# Exercise details
For every line in the records that has the word "this", make a copy.

# Working data
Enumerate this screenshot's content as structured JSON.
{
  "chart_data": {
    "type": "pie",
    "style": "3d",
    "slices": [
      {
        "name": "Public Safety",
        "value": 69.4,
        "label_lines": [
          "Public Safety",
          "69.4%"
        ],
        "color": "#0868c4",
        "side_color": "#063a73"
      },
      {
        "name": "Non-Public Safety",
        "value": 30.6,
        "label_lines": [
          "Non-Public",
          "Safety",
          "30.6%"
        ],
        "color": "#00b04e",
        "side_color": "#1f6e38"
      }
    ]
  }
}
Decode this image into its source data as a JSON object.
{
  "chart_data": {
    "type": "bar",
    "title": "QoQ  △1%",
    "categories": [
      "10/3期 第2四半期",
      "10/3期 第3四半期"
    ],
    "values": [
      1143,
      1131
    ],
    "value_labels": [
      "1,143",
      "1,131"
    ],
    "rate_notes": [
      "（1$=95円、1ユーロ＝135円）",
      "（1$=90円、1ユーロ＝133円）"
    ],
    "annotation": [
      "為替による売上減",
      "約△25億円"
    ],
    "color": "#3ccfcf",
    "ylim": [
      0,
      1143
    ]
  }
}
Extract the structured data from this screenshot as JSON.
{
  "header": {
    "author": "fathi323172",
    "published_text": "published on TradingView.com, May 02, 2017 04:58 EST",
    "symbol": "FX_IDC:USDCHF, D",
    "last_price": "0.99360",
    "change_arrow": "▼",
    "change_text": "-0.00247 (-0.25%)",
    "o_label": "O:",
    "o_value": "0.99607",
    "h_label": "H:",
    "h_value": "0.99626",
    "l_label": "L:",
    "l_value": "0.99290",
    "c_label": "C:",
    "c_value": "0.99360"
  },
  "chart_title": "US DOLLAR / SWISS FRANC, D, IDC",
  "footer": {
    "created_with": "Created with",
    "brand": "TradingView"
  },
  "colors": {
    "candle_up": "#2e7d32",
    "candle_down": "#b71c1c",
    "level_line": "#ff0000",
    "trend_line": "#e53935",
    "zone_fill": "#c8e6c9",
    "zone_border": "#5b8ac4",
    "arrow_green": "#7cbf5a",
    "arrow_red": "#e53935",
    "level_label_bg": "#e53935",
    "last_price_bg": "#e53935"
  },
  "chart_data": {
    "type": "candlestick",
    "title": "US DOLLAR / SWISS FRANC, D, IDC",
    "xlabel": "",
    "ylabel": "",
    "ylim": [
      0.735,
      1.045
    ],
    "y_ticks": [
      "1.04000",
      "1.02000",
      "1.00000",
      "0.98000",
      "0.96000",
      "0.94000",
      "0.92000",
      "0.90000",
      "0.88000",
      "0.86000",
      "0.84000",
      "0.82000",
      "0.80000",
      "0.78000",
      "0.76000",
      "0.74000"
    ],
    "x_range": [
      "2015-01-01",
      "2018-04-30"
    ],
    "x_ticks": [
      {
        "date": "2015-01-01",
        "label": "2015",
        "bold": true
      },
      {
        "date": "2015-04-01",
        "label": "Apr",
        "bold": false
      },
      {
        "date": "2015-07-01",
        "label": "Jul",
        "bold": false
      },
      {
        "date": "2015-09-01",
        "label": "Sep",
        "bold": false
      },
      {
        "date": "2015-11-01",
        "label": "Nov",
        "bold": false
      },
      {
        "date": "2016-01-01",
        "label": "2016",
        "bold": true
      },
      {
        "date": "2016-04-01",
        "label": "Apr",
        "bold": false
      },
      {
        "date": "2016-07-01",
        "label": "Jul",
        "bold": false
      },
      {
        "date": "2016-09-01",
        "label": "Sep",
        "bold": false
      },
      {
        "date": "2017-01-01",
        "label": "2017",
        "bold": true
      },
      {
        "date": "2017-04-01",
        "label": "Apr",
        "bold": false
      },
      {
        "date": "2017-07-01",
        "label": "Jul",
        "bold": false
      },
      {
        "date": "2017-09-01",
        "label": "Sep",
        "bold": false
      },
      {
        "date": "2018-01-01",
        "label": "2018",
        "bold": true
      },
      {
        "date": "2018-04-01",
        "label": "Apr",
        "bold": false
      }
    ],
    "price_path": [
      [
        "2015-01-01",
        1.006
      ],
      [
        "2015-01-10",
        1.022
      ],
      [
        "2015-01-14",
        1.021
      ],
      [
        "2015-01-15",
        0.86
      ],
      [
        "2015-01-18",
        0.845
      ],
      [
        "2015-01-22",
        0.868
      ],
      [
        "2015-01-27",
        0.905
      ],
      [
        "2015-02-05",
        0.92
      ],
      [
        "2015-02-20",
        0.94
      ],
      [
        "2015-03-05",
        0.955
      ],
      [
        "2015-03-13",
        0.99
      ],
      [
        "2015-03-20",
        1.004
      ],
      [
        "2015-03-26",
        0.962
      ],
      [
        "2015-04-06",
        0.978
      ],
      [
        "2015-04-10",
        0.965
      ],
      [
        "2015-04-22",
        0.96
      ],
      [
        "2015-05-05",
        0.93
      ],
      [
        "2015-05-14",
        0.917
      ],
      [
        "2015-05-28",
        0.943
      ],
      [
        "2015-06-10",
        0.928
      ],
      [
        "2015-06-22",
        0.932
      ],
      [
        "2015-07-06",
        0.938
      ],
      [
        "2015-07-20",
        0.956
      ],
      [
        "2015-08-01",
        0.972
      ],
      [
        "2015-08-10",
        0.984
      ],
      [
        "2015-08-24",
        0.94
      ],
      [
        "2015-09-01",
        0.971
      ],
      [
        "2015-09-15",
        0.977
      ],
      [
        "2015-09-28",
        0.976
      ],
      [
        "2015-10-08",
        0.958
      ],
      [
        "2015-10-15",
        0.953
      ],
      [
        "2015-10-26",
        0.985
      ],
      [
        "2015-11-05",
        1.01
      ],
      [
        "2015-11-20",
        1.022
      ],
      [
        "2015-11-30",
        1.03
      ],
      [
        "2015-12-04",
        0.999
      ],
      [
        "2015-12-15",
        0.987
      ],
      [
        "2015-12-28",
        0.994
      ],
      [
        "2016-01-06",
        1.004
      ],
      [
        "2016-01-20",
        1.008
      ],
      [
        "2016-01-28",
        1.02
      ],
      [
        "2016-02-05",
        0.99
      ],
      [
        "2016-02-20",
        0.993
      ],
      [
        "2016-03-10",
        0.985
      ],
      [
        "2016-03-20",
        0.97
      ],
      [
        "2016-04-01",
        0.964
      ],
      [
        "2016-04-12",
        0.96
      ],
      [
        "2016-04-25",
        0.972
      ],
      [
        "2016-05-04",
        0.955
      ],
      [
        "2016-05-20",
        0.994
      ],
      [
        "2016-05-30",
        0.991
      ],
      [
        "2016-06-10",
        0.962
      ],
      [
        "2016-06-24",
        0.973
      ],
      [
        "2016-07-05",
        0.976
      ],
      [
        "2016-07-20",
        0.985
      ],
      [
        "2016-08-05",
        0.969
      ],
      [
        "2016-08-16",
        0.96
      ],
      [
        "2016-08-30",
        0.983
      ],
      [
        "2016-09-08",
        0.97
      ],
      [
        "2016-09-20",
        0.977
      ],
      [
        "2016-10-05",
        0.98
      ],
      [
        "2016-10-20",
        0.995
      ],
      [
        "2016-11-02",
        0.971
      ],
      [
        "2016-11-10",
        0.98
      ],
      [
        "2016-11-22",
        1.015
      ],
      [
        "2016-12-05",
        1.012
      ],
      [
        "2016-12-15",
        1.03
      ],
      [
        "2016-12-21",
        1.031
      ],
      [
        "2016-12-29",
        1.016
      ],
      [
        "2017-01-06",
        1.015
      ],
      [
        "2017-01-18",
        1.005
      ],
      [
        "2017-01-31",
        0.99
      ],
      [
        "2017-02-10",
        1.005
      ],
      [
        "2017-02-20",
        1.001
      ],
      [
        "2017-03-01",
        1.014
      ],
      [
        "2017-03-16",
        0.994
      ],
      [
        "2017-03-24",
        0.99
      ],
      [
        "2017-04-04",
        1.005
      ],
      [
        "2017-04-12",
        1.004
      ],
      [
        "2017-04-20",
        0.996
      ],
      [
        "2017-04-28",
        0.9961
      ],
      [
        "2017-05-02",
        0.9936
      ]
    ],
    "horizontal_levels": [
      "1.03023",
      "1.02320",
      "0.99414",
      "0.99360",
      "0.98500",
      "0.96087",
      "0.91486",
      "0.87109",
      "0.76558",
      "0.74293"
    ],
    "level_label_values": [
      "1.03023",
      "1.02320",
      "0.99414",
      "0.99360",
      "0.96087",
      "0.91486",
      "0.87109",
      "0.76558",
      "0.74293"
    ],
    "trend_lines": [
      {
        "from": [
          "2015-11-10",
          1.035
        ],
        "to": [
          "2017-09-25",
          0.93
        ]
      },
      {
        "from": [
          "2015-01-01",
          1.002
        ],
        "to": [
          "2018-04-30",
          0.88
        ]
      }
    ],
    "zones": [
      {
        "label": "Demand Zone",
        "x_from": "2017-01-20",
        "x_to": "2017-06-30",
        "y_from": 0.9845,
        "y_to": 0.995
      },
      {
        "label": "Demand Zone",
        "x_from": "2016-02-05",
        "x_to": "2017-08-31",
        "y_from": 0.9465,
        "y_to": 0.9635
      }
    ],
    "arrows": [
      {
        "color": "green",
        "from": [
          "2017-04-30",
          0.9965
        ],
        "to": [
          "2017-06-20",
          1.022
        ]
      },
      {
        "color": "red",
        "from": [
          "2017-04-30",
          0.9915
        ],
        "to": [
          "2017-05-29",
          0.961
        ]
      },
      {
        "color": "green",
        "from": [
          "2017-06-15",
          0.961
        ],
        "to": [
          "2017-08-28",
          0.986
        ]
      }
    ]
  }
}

# Exercise solution
Enumerate this screenshot's content as structured JSON.
Decode this image into its source data as a JSON object.
Extract the structured data from this screenshot as JSON.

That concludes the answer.